Records for processing:
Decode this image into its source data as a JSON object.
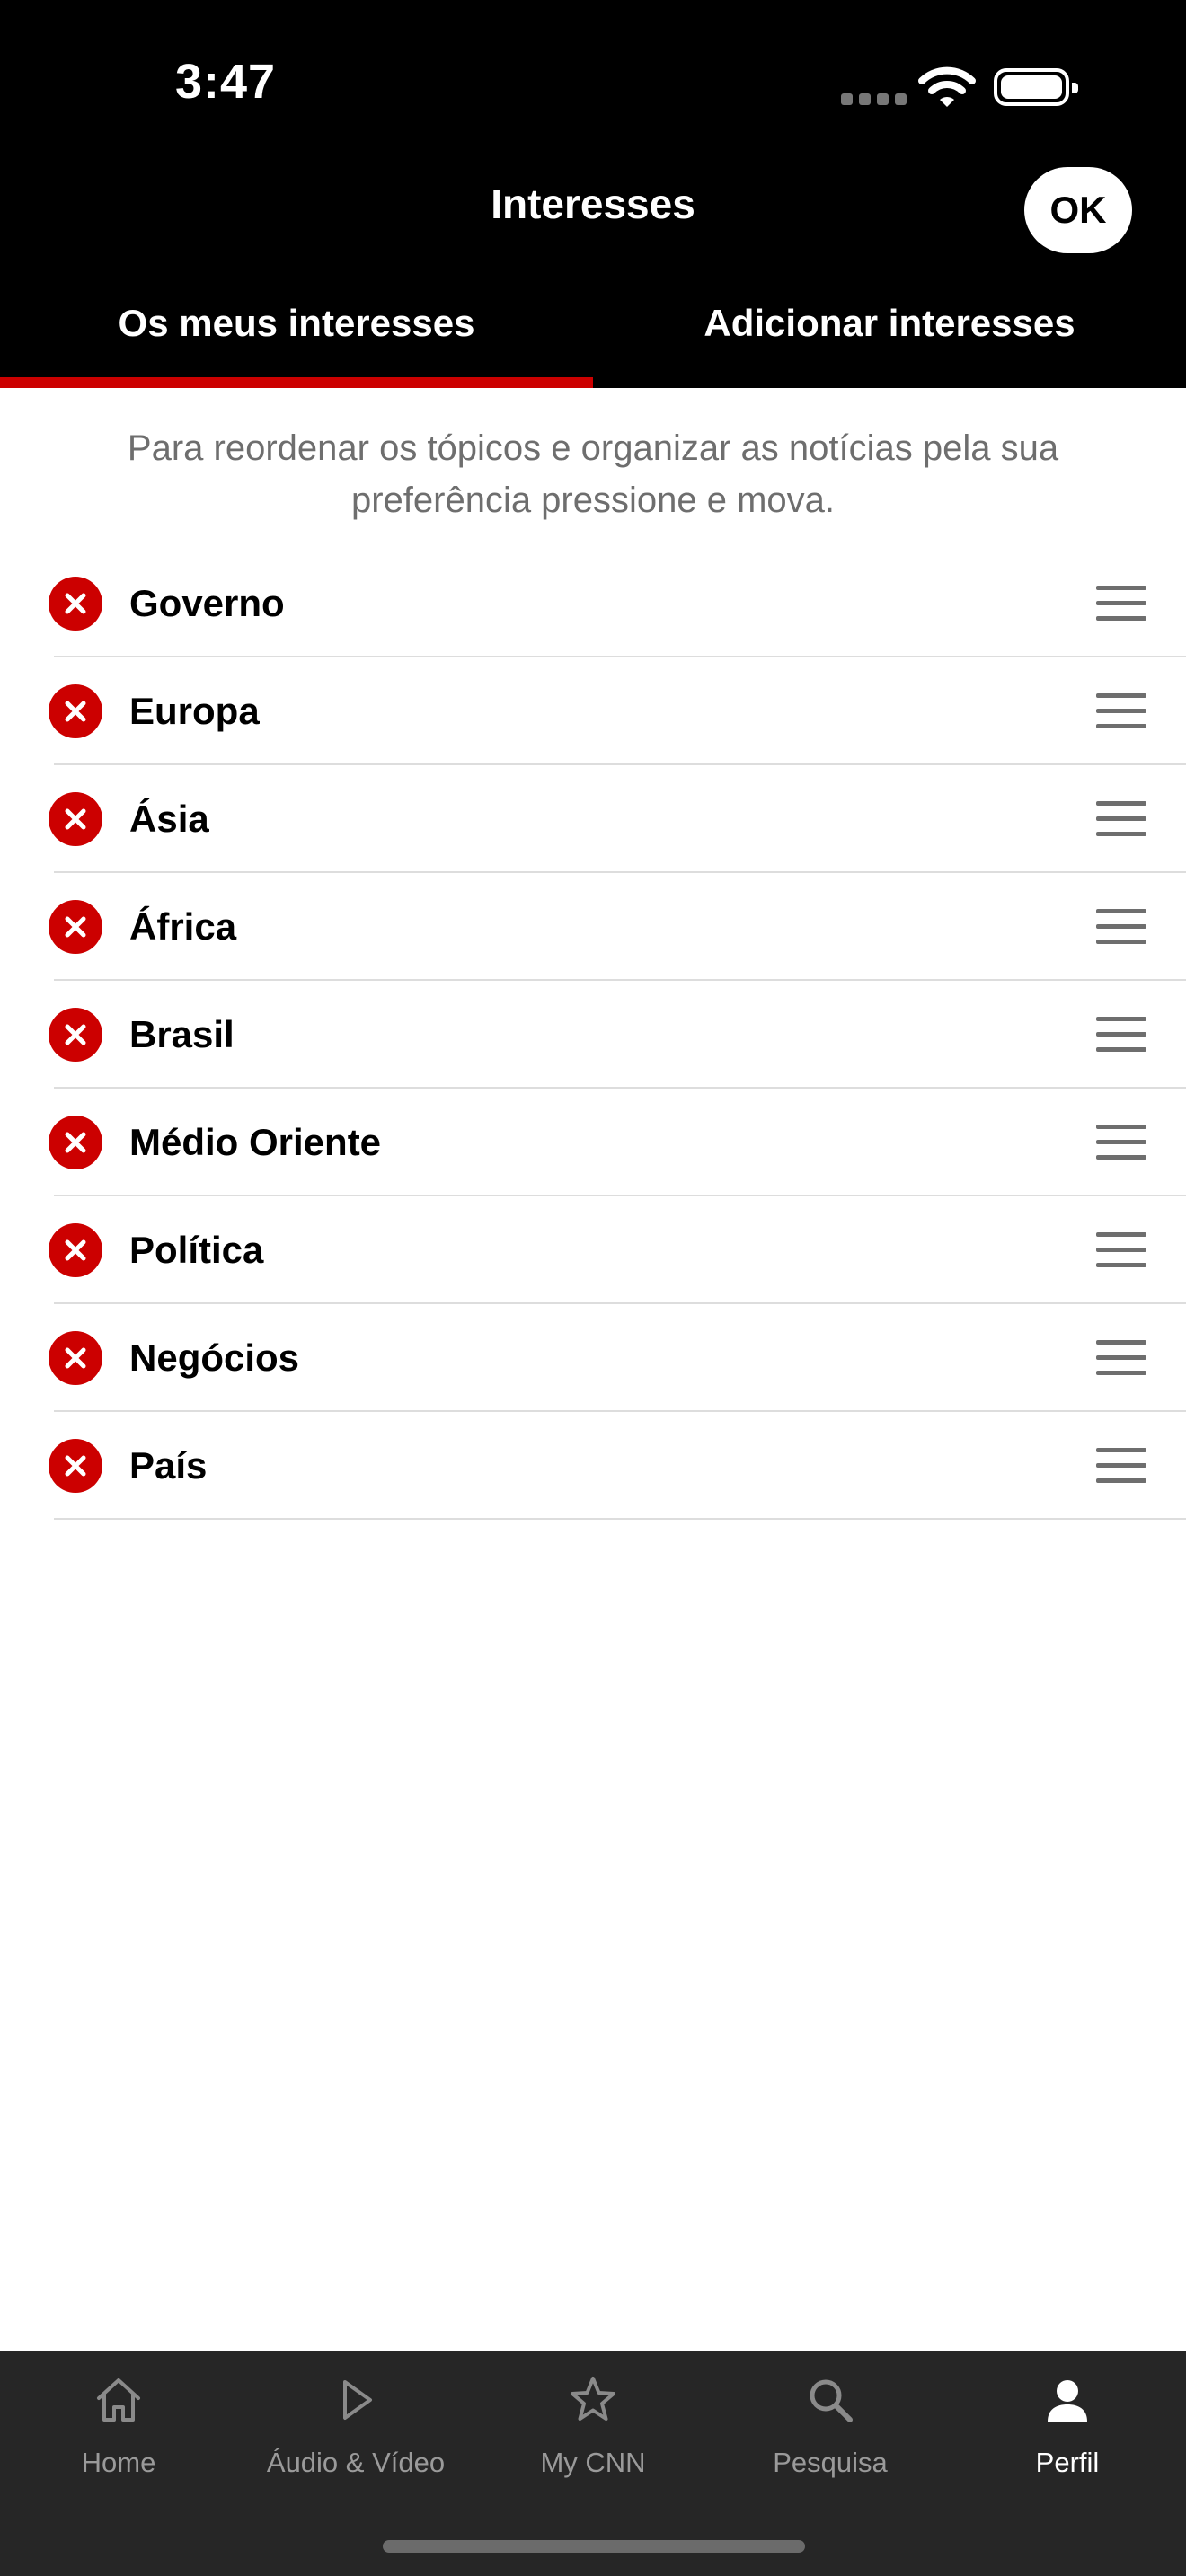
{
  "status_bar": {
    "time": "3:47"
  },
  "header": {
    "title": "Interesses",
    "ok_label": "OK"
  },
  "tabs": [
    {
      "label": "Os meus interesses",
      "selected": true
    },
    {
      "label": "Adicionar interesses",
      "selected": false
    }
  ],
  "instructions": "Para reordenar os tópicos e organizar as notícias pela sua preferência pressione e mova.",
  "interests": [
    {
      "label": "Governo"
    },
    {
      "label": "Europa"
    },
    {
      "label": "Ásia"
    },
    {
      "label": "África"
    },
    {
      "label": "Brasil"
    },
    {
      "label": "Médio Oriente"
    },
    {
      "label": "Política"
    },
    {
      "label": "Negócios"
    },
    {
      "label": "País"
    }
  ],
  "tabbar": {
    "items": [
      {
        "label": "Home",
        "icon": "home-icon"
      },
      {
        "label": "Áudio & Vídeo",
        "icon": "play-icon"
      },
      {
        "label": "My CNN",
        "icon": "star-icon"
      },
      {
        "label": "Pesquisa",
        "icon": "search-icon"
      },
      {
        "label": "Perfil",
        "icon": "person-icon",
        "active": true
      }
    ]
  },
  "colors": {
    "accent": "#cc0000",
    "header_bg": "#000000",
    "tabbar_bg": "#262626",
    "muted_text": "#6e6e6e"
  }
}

==

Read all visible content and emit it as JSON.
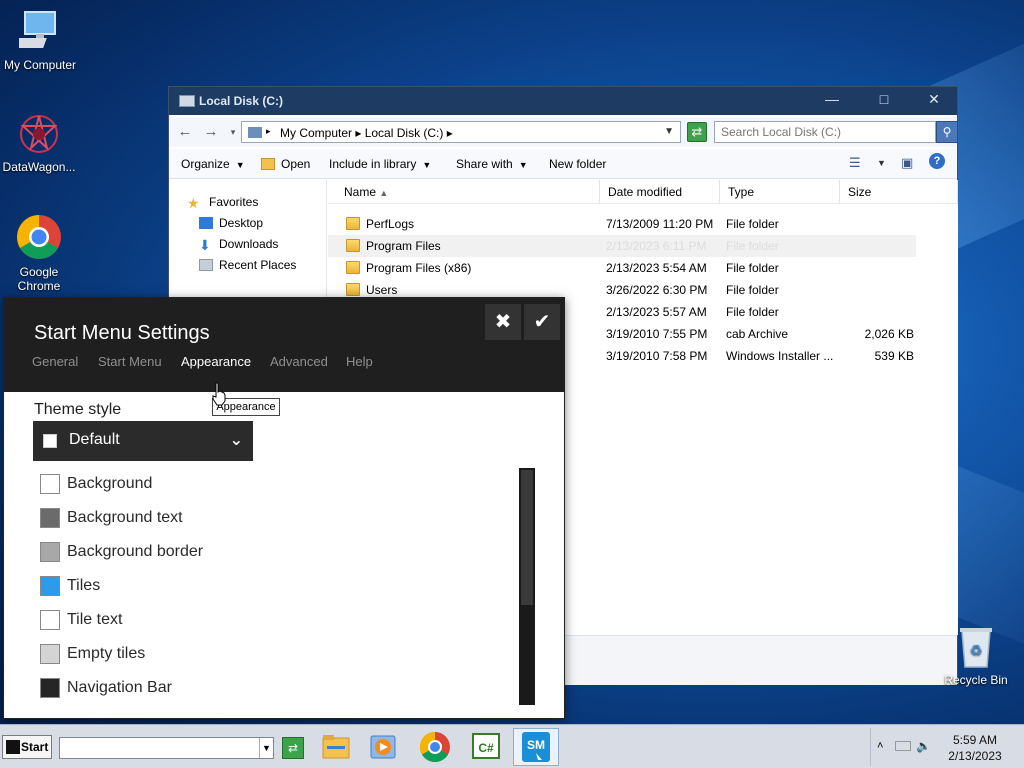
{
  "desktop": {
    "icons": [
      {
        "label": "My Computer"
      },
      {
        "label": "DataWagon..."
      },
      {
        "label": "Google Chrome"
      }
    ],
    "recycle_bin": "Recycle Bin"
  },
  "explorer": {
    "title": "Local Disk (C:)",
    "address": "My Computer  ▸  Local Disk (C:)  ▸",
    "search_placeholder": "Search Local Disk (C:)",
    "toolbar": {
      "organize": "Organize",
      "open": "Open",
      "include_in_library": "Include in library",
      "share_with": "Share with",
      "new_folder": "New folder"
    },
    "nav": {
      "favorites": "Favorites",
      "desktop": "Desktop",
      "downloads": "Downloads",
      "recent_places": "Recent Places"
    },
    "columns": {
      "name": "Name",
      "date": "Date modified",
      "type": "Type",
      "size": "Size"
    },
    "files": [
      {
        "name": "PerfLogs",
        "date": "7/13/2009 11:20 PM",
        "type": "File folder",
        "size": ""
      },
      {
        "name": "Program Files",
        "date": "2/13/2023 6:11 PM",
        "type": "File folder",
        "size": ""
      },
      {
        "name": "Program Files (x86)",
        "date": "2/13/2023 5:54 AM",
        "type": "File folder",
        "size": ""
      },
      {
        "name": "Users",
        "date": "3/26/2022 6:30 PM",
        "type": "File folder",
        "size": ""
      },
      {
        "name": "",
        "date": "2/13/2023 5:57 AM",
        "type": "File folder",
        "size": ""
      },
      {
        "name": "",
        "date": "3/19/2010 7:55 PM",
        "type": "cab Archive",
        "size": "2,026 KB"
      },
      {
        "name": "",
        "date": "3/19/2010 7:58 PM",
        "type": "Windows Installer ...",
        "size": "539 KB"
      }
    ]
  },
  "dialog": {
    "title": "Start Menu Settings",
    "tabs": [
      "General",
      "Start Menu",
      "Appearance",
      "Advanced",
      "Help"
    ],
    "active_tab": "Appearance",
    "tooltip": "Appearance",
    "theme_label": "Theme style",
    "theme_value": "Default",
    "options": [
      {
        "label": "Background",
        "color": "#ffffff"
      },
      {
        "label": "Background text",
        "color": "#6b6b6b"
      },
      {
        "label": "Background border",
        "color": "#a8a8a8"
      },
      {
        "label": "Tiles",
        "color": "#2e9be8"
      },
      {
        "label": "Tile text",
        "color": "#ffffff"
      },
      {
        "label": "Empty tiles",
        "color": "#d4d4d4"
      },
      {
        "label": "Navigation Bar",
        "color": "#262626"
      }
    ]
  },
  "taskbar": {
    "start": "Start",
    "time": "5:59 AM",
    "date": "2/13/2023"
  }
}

Stated goal: Scan the lines for the string "JSON". Pick out every line that has it.

Written solution:
Decode this image into its source data as a JSON object.
Read all visible content and emit it as JSON.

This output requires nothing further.